EXERCISE: Repeat every line below exactly as it reads.

INPUT ROWS:

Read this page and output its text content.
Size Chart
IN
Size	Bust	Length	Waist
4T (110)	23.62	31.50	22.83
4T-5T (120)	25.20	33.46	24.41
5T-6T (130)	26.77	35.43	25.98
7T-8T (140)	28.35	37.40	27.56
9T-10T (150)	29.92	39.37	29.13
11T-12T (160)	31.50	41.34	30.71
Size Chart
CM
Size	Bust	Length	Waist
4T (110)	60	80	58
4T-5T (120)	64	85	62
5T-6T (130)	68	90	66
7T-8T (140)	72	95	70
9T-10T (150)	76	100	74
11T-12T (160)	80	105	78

SOLVED PROBLEM:
Read this page and output its text content.
Size Chart
IN
Size	Bust	Length	Waist
4T (110)	23.62	31.50	22.83
4T-5T (120)	25.20	33.46	24.41
5T-6T (130)	26.77	35.43	25.98
7T-8T (140)	28.35	37.40	27.56
9T-10T (150)	29.92	39.37	29.13
11T-12T (160)	31.50	41.34	30.71
Size Chart
CM
Size	Bust	Length	Waist
4T (110)	60	80	58
4T-5T (120)	64	85	62
5T-6T (130)	68	90	66
7T-8T (140)	72	95	70
9T-10T (150)	76	100	74
11T-12T (160)	80	105	78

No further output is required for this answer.